• _Exercise requirements_: Wherever the word "techniques" appears in the entries, copy the whole line.

* * * * * * *

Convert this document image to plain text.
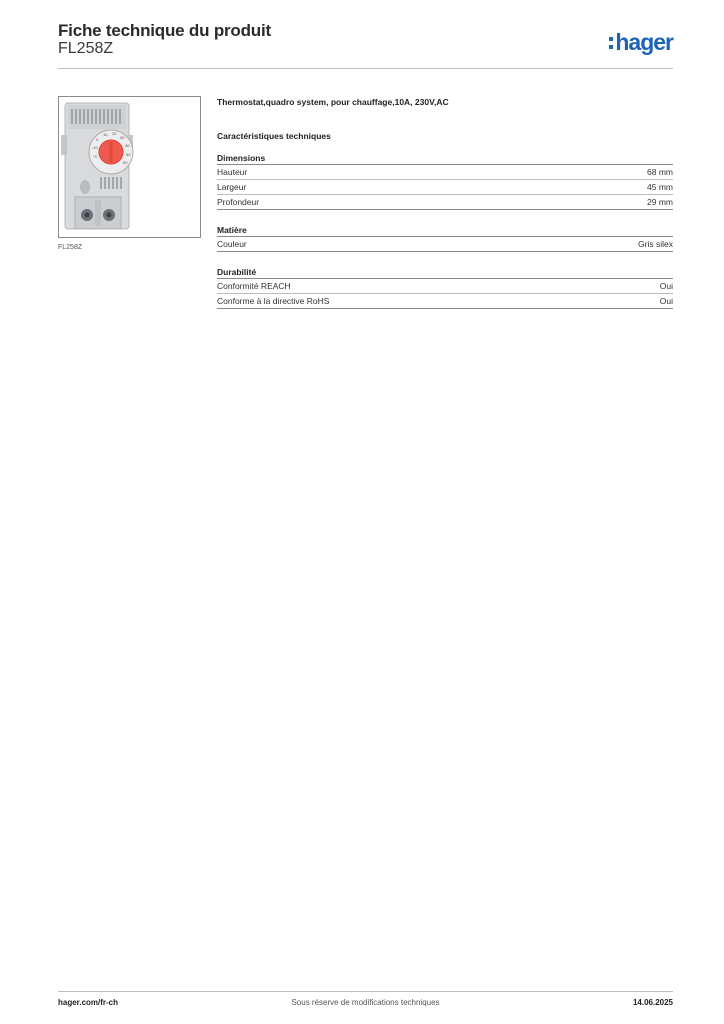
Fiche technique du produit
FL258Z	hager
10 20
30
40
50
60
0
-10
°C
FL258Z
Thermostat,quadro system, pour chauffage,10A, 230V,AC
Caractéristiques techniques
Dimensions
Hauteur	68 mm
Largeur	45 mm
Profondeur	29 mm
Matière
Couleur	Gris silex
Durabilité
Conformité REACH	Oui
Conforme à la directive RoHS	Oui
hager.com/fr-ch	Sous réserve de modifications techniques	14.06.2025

* * * * * * *

• _Written response_:
Caractéristiques techniques
hager.com/fr-ch	Sous réserve de modifications techniques	14.06.2025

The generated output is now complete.